TASK GOAL: Copy out, from the data, each line containing the string "clearer".

Segment Open

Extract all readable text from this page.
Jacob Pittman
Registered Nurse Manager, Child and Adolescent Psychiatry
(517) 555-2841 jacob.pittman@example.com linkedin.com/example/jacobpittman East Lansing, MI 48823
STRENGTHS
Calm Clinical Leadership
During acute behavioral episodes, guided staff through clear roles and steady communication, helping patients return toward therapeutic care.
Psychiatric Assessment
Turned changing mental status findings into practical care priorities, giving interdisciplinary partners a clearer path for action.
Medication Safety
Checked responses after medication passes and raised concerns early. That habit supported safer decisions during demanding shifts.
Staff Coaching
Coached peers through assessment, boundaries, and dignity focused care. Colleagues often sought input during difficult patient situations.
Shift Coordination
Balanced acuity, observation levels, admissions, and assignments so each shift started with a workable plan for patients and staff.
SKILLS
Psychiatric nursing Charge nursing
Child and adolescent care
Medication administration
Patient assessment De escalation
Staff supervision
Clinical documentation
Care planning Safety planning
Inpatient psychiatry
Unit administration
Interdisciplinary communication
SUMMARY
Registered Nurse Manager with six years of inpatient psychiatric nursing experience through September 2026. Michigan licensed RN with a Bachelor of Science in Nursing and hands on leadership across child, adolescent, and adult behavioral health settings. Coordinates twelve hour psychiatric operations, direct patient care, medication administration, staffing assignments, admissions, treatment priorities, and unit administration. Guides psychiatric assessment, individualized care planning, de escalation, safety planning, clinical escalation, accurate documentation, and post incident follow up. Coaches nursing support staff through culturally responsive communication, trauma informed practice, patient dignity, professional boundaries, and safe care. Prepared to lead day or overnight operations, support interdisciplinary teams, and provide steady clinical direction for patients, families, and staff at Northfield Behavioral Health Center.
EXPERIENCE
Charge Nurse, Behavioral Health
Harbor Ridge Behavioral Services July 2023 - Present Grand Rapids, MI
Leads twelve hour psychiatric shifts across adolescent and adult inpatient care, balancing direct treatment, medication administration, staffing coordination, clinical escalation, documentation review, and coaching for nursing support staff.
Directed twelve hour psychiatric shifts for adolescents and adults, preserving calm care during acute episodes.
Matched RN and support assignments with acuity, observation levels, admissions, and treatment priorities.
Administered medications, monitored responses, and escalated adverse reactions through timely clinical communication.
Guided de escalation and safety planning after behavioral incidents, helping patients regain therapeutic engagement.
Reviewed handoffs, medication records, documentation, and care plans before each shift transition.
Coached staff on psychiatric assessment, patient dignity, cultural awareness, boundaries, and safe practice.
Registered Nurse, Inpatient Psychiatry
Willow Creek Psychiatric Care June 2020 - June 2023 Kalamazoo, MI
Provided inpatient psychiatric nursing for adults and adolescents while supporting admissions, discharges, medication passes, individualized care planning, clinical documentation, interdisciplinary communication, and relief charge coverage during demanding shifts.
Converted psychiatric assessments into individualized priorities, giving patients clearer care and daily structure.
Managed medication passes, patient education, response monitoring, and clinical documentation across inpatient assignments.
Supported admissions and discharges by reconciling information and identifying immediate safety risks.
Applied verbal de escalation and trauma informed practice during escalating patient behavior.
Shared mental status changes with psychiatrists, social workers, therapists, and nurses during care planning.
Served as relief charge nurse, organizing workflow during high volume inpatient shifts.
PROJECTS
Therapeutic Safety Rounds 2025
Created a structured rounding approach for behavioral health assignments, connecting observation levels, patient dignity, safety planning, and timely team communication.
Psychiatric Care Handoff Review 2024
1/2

Segment Closed

TASK RESPONSE:
Turned changing mental status findings into practical care priorities, giving interdisciplinary partners a clearer path for action.
Converted psychiatric assessments into individualized priorities, giving patients clearer care and daily structure.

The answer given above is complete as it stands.